[THE PROBLEM]:
Restate the data word for word and leave the images out.

(Data records)

----

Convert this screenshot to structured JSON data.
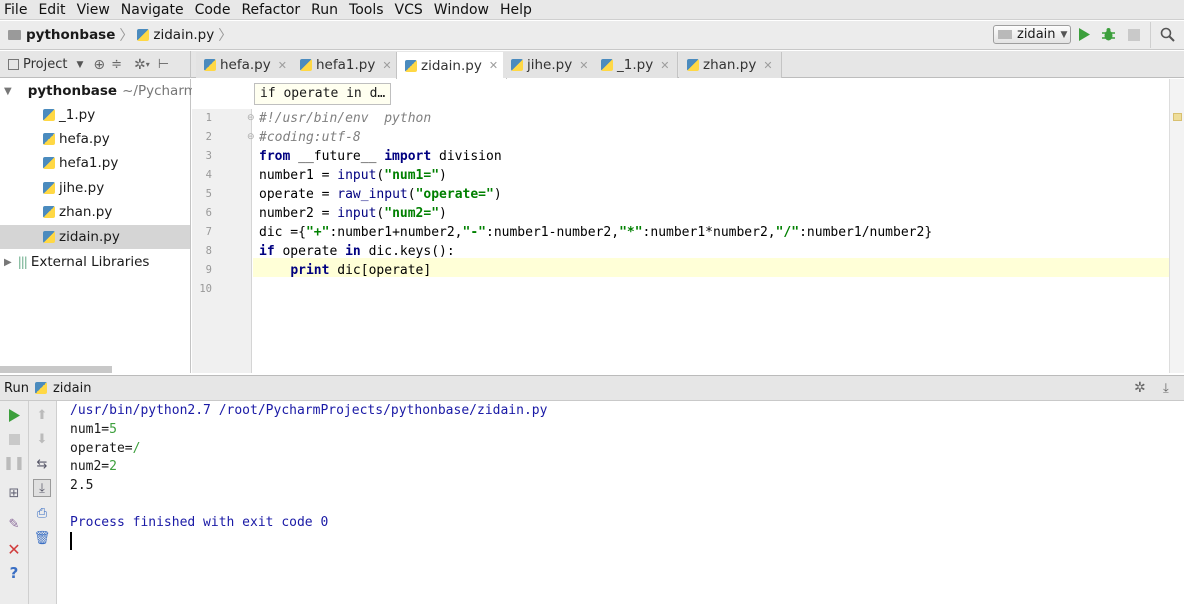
{
  "menu": [
    "File",
    "Edit",
    "View",
    "Navigate",
    "Code",
    "Refactor",
    "Run",
    "Tools",
    "VCS",
    "Window",
    "Help"
  ],
  "nav": {
    "project": "pythonbase",
    "file": "zidain.py",
    "run_config": "zidain"
  },
  "project_panel": {
    "header": "Project",
    "root_label": "pythonbase",
    "root_path": "~/Pycharm",
    "files": [
      "_1.py",
      "hefa.py",
      "hefa1.py",
      "jihe.py",
      "zhan.py",
      "zidain.py"
    ],
    "selected_file": "zidain.py",
    "external": "External Libraries"
  },
  "tabs": [
    {
      "label": "hefa.py",
      "active": false
    },
    {
      "label": "hefa1.py",
      "active": false
    },
    {
      "label": "zidain.py",
      "active": true
    },
    {
      "label": "jihe.py",
      "active": false
    },
    {
      "label": "_1.py",
      "active": false
    },
    {
      "label": "zhan.py",
      "active": false
    }
  ],
  "editor": {
    "breadcrumb_popup": "if operate in d…",
    "line_numbers": [
      "1",
      "2",
      "3",
      "4",
      "5",
      "6",
      "7",
      "8",
      "9",
      "10"
    ],
    "current_line": 9
  },
  "run": {
    "title": "Run",
    "config": "zidain",
    "console": {
      "command": "/usr/bin/python2.7 /root/PycharmProjects/pythonbase/zidain.py",
      "prompt1": "num1=",
      "input1": "5",
      "prompt2": "operate=",
      "input2": "/",
      "prompt3": "num2=",
      "input3": "2",
      "result": "2.5",
      "finished": "Process finished with exit code 0"
    }
  },
  "colors": {
    "keyword": "#000080",
    "string": "#008000",
    "comment": "#808080",
    "run_green": "#3c9f3c",
    "stop_red": "#d13d3d",
    "console_blue": "#1a1aa6"
  }
}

----

[SOLUTION FOR THIS PROBLEM]:
Convert this screenshot to structured JSON data.
{
  "menu": [
    "File",
    "Edit",
    "View",
    "Navigate",
    "Code",
    "Refactor",
    "Run",
    "Tools",
    "VCS",
    "Window",
    "Help"
  ],
  "nav": {
    "project": "pythonbase",
    "file": "zidain.py",
    "run_config": "zidain"
  },
  "project_panel": {
    "header": "Project",
    "root_label": "pythonbase",
    "root_path": "~/Pycharm",
    "files": [
      "_1.py",
      "hefa.py",
      "hefa1.py",
      "jihe.py",
      "zhan.py",
      "zidain.py"
    ],
    "selected_file": "zidain.py",
    "external": "External Libraries"
  },
  "tabs": [
    {
      "label": "hefa.py",
      "active": false
    },
    {
      "label": "hefa1.py",
      "active": false
    },
    {
      "label": "zidain.py",
      "active": true
    },
    {
      "label": "jihe.py",
      "active": false
    },
    {
      "label": "_1.py",
      "active": false
    },
    {
      "label": "zhan.py",
      "active": false
    }
  ],
  "editor": {
    "breadcrumb_popup": "if operate in d…",
    "line_numbers": [
      "1",
      "2",
      "3",
      "4",
      "5",
      "6",
      "7",
      "8",
      "9",
      "10"
    ],
    "current_line": 9
  },
  "run": {
    "title": "Run",
    "config": "zidain",
    "console": {
      "command": "/usr/bin/python2.7 /root/PycharmProjects/pythonbase/zidain.py",
      "prompt1": "num1=",
      "input1": "5",
      "prompt2": "operate=",
      "input2": "/",
      "prompt3": "num2=",
      "input3": "2",
      "result": "2.5",
      "finished": "Process finished with exit code 0"
    }
  },
  "colors": {
    "keyword": "#000080",
    "string": "#008000",
    "comment": "#808080",
    "run_green": "#3c9f3c",
    "stop_red": "#d13d3d",
    "console_blue": "#1a1aa6"
  }
}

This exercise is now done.